__Saved entries__.
----
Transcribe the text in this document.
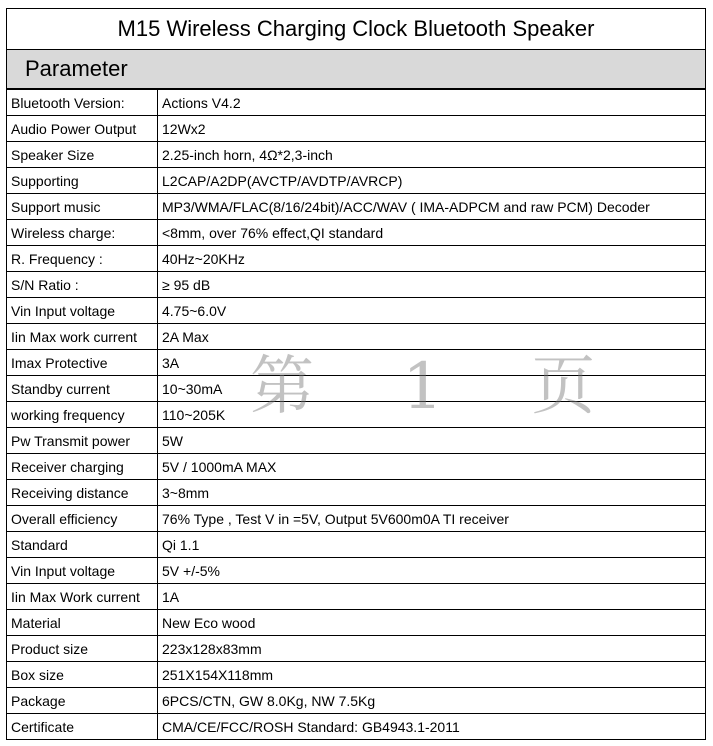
M15 Wireless Charging Clock Bluetooth Speaker
Parameter
Bluetooth Version:	Actions V4.2
Audio Power Output	12Wx2
Speaker Size	2.25-inch horn, 4Ω*2,3-inch
Supporting	L2CAP/A2DP(AVCTP/AVDTP/AVRCP)
Support music	MP3/WMA/FLAC(8/16/24bit)/ACC/WAV ( IMA-ADPCM and raw PCM) Decoder
Wireless charge:	<8mm, over 76% effect,QI standard
R. Frequency :	40Hz~20KHz
S/N Ratio :	≥ 95 dB
Vin Input voltage	4.75~6.0V
Iin Max work current	2A Max
Imax Protective	3A
Standby current	10~30mA
working frequency	110~205K
Pw Transmit power	5W
Receiver charging	5V / 1000mA MAX
Receiving distance	3~8mm
Overall efficiency	76% Type , Test V in =5V, Output 5V600m0A TI receiver
Standard	Qi 1.1
Vin Input voltage	5V +/-5%
Iin Max Work current	1A
Material	New Eco wood
Product size	223x128x83mm
Box size	251X154X118mm
Package	6PCS/CTN, GW 8.0Kg, NW 7.5Kg
Certificate	CMA/CE/FCC/ROSH Standard: GB4943.1-2011
第 1 页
----
__Stated exercise__.
Quote the entries in full. Any image among them is to be omitted from the copy.

__Output__.
Transcribe the text in this document.
M15 Wireless Charging Clock Bluetooth Speaker
Parameter
Bluetooth Version:	Actions V4.2
Audio Power Output	12Wx2
Speaker Size	2.25-inch horn, 4Ω*2,3-inch
Supporting	L2CAP/A2DP(AVCTP/AVDTP/AVRCP)
Support music	MP3/WMA/FLAC(8/16/24bit)/ACC/WAV ( IMA-ADPCM and raw PCM) Decoder
Wireless charge:	<8mm, over 76% effect,QI standard
R. Frequency :	40Hz~20KHz
S/N Ratio :	≥ 95 dB
Vin Input voltage	4.75~6.0V
Iin Max work current	2A Max
Imax Protective	3A
Standby current	10~30mA
working frequency	110~205K
Pw Transmit power	5W
Receiver charging	5V / 1000mA MAX
Receiving distance	3~8mm
Overall efficiency	76% Type , Test V in =5V, Output 5V600m0A TI receiver
Standard	Qi 1.1
Vin Input voltage	5V +/-5%
Iin Max Work current	1A
Material	New Eco wood
Product size	223x128x83mm
Box size	251X154X118mm
Package	6PCS/CTN, GW 8.0Kg, NW 7.5Kg
Certificate	CMA/CE/FCC/ROSH Standard: GB4943.1-2011
第 1 页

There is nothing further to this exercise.